* **TEXT**:
By Hua Liming | China Daily | Updated: 2018-05-12 09:01
US President Donald Trump speaks to reporters at the White House after signing a proclamation declaring his intention to withdraw the United States from the 2015 nuclear deal with Iran, May 8, 2018. [Photo/Agencies]

US President Donald Trump pulled the United States out of the Iran nuclear deal and reimposed sanctions on the Middle East country on Tuesday. The deal, formally known as the Joint Comprehensive Plan of Action, was signed by the five permanent members of the UN Security Council (the US, Russia, China, Britain and France), Germany and Iran in Vienna on July 14, 2015, after 18 months of negotiations, and immediately approved by the Security Council.

Iran suspended its nuclear weapons program in exchange for the international community withdrawing some of its sanctions against the country. Although the deal allows Iran to retain its nuclear potential and is thus not restrictive enough, it prevents Teheran from crossing the nuclear threshold to develop nuclear weapons. In a way, the deal preempts another war and sets an example for future nuclear nonproliferation negotiation.

Among the six world powers that signed the deal, the US was the only one hostile toward Iran. So its consent was critical. Former US president Barack Obama, determined to leave behind a diplomatic legacy of peace, changed his stance on the Iranian nuclear issue and agreed to the deal. In the process, he even offended his allies, Israel and Saudi Arabia.

* **EXERCISE TASKS**:
**1)** In the article on the Iran nuclear deal, where and on what date was the deal signed?
**2)** Please explain, in one to three sentences, why the article on the Iran nuclear deal says US consent to the deal was critical.
**3)** Continue the article on the Iran nuclear deal from the point where it stops.

* **INFORMATION SHOWN**:
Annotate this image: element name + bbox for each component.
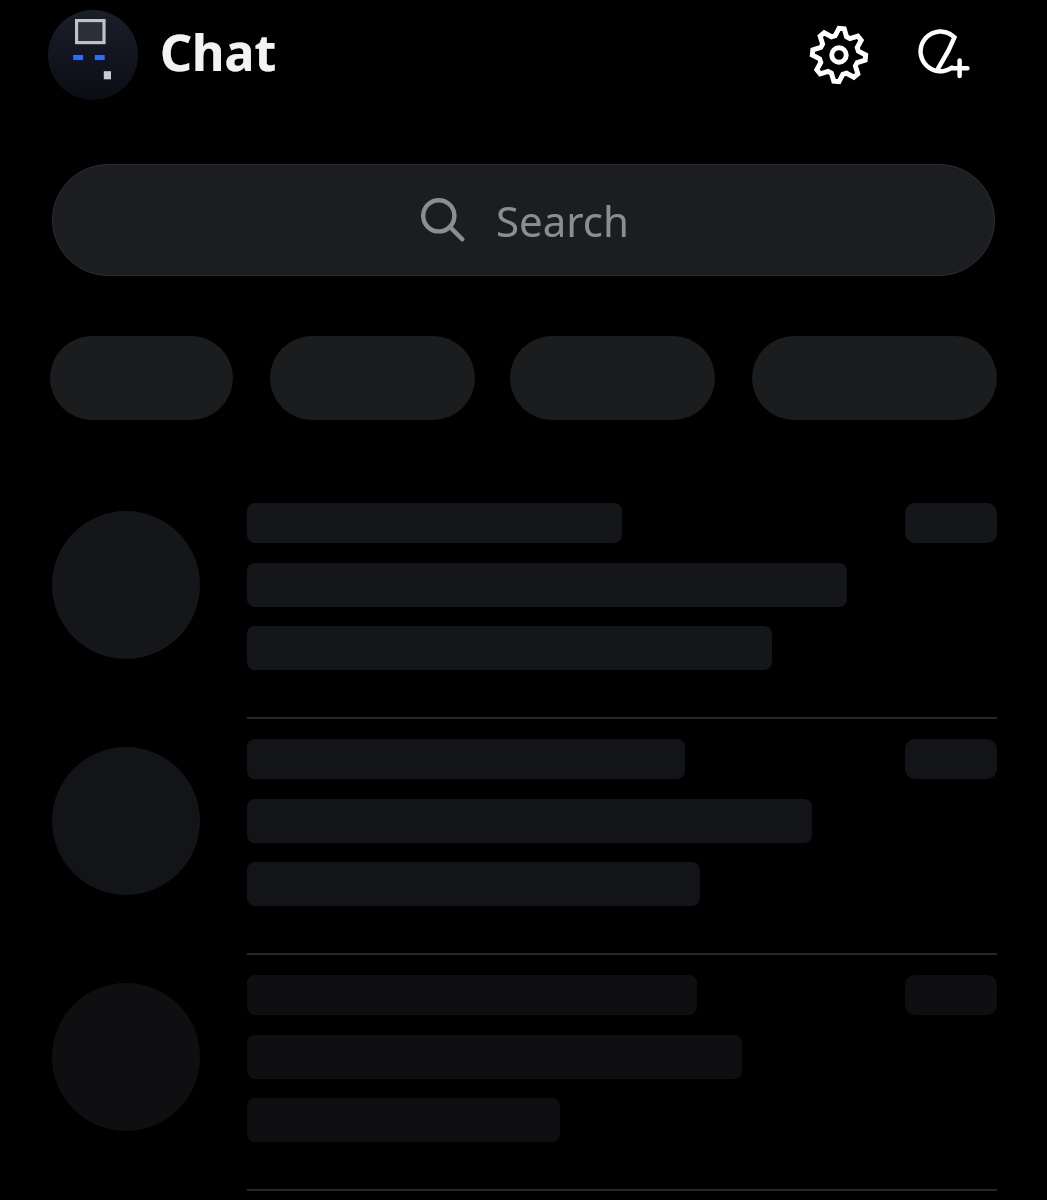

* **RESULTS OF THE TASKS**:
**1)** In Vienna on July 14, 2015.

**2)** Of the six world powers that signed the deal, the US was the only one hostile toward Iran, so the deal depended on its agreement.

**3)**
The year 2016, however, was a political turning point for the US. Traditional political elites were sidelined as Trump won the presidential election by embracing populism. Trump has overturned very much everything his predecessor did, so his withdrawal from the Iran nuclear deal should not have come as a surprise to many.

Since Iran has been demonized in the US since the overthrow of Mohammad Reza Pahlavi in 1979, Obama's signing of the nuclear deal with Iran enjoyed weak public support in the US. As a result, Trump didn't encounter much domestic opposition when he called the Iran deal "the worst deal ever", or when he withdrew the US from it.

At a time when the Democrats and the media have been highlighting Russia's alleged involvement in the 2016 presidential election, and the Republican Party is losing seats in the Congress, Trump pulled out of the Iran nuclear deal in a bid to win more domestic support and ensure the Republicans do not lose in the US midterm election.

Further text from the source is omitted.